Brief -> Return exactly, please, the lines from the one containing "What's the underlying" to the last line of the entries below, and nothing else, leaving pictures out.

*** Extracted records ***

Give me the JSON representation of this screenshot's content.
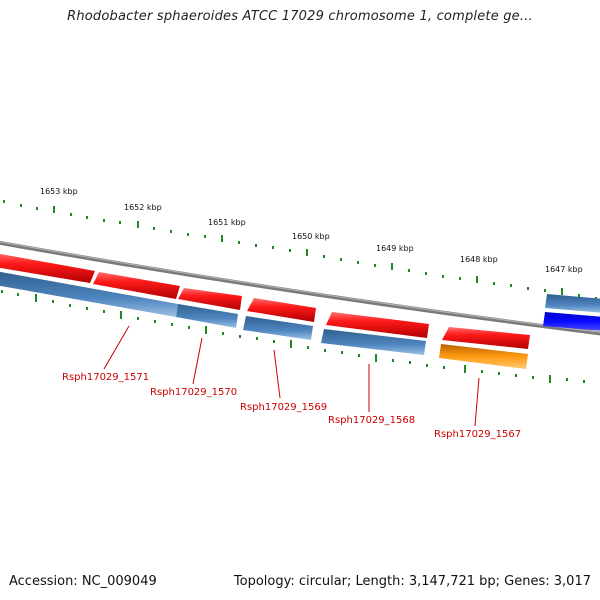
{
  "title": "Rhodobacter sphaeroides ATCC 17029 chromosome 1, complete ge...",
  "footer": {
    "accession": "Accession: NC_009049",
    "summary": "Topology: circular; Length: 3,147,721 bp; Genes: 3,017"
  },
  "colors": {
    "forward_gene": "#ee1111",
    "reverse_gene": "#4a7fb5",
    "highlight_gene": "#f08a00",
    "selected_gene": "#0000ee",
    "backbone": "#888888",
    "tick": "#228822",
    "label": "#cc0000"
  },
  "scale_labels": [
    "1653 kbp",
    "1652 kbp",
    "1651 kbp",
    "1650 kbp",
    "1649 kbp",
    "1648 kbp",
    "1647 kbp"
  ],
  "gene_labels": [
    "Rsph17029_1571",
    "Rsph17029_1570",
    "Rsph17029_1569",
    "Rsph17029_1568",
    "Rsph17029_1567"
  ]
}
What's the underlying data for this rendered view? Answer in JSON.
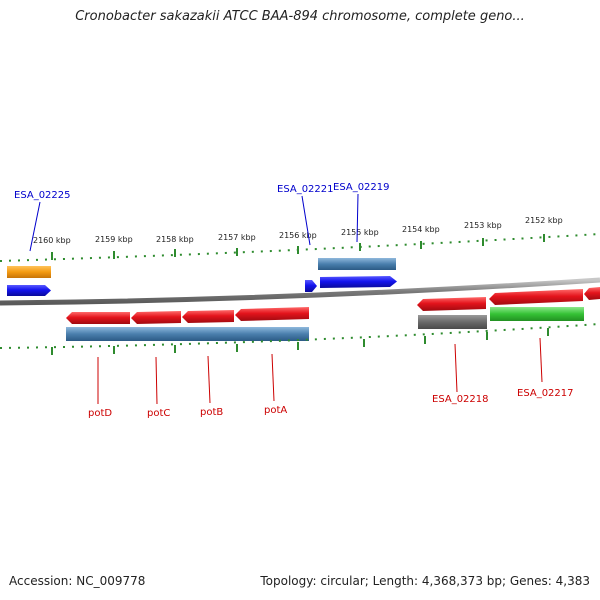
{
  "title": "Cronobacter sakazakii ATCC BAA-894 chromosome, complete geno...",
  "footer": {
    "accession": "Accession: NC_009778",
    "summary": "Topology: circular; Length: 4,368,373 bp; Genes: 4,383"
  },
  "colors": {
    "background": "#ffffff",
    "backbone": "#8a8a8a",
    "ticks": "#2e8b2e",
    "forward_label": "#0000cc",
    "reverse_label": "#cc0000",
    "gene_red": "#e4141c",
    "gene_blue": "#1414ee",
    "gene_orange": "#f39a12",
    "cds_steelblue": "#4a7fad",
    "cds_gray": "#6a6a6a",
    "cds_green": "#35c235"
  },
  "scale": {
    "unit": "kbp",
    "ticks": [
      {
        "label": "2160 kbp"
      },
      {
        "label": "2159 kbp"
      },
      {
        "label": "2158 kbp"
      },
      {
        "label": "2157 kbp"
      },
      {
        "label": "2156 kbp"
      },
      {
        "label": "2155 kbp"
      },
      {
        "label": "2154 kbp"
      },
      {
        "label": "2153 kbp"
      },
      {
        "label": "2152 kbp"
      }
    ]
  },
  "features": {
    "forward": [
      {
        "name": "ESA_02225",
        "color": "orange",
        "labeled": true
      },
      {
        "name": "ESA_02221",
        "color": "blue",
        "labeled": true
      },
      {
        "name": "ESA_02219",
        "color": "blue",
        "labeled": true
      }
    ],
    "reverse": [
      {
        "name": "potD",
        "color": "red",
        "labeled": true
      },
      {
        "name": "potC",
        "color": "red",
        "labeled": true
      },
      {
        "name": "potB",
        "color": "red",
        "labeled": true
      },
      {
        "name": "potA",
        "color": "red",
        "labeled": true
      },
      {
        "name": "ESA_02218",
        "color": "red",
        "labeled": true
      },
      {
        "name": "ESA_02217",
        "color": "red",
        "labeled": true
      }
    ]
  }
}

***

Your response ->
What's the underlying data for this rendered view? Answer in JSON.
{
  "title": "Cronobacter sakazakii ATCC BAA-894 chromosome, complete geno...",
  "footer": {
    "accession": "Accession: NC_009778",
    "summary": "Topology: circular; Length: 4,368,373 bp; Genes: 4,383"
  },
  "colors": {
    "background": "#ffffff",
    "backbone": "#8a8a8a",
    "ticks": "#2e8b2e",
    "forward_label": "#0000cc",
    "reverse_label": "#cc0000",
    "gene_red": "#e4141c",
    "gene_blue": "#1414ee",
    "gene_orange": "#f39a12",
    "cds_steelblue": "#4a7fad",
    "cds_gray": "#6a6a6a",
    "cds_green": "#35c235"
  },
  "scale": {
    "unit": "kbp",
    "ticks": [
      {
        "label": "2160 kbp"
      },
      {
        "label": "2159 kbp"
      },
      {
        "label": "2158 kbp"
      },
      {
        "label": "2157 kbp"
      },
      {
        "label": "2156 kbp"
      },
      {
        "label": "2155 kbp"
      },
      {
        "label": "2154 kbp"
      },
      {
        "label": "2153 kbp"
      },
      {
        "label": "2152 kbp"
      }
    ]
  },
  "features": {
    "forward": [
      {
        "name": "ESA_02225",
        "color": "orange",
        "labeled": true
      },
      {
        "name": "ESA_02221",
        "color": "blue",
        "labeled": true
      },
      {
        "name": "ESA_02219",
        "color": "blue",
        "labeled": true
      }
    ],
    "reverse": [
      {
        "name": "potD",
        "color": "red",
        "labeled": true
      },
      {
        "name": "potC",
        "color": "red",
        "labeled": true
      },
      {
        "name": "potB",
        "color": "red",
        "labeled": true
      },
      {
        "name": "potA",
        "color": "red",
        "labeled": true
      },
      {
        "name": "ESA_02218",
        "color": "red",
        "labeled": true
      },
      {
        "name": "ESA_02217",
        "color": "red",
        "labeled": true
      }
    ]
  }
}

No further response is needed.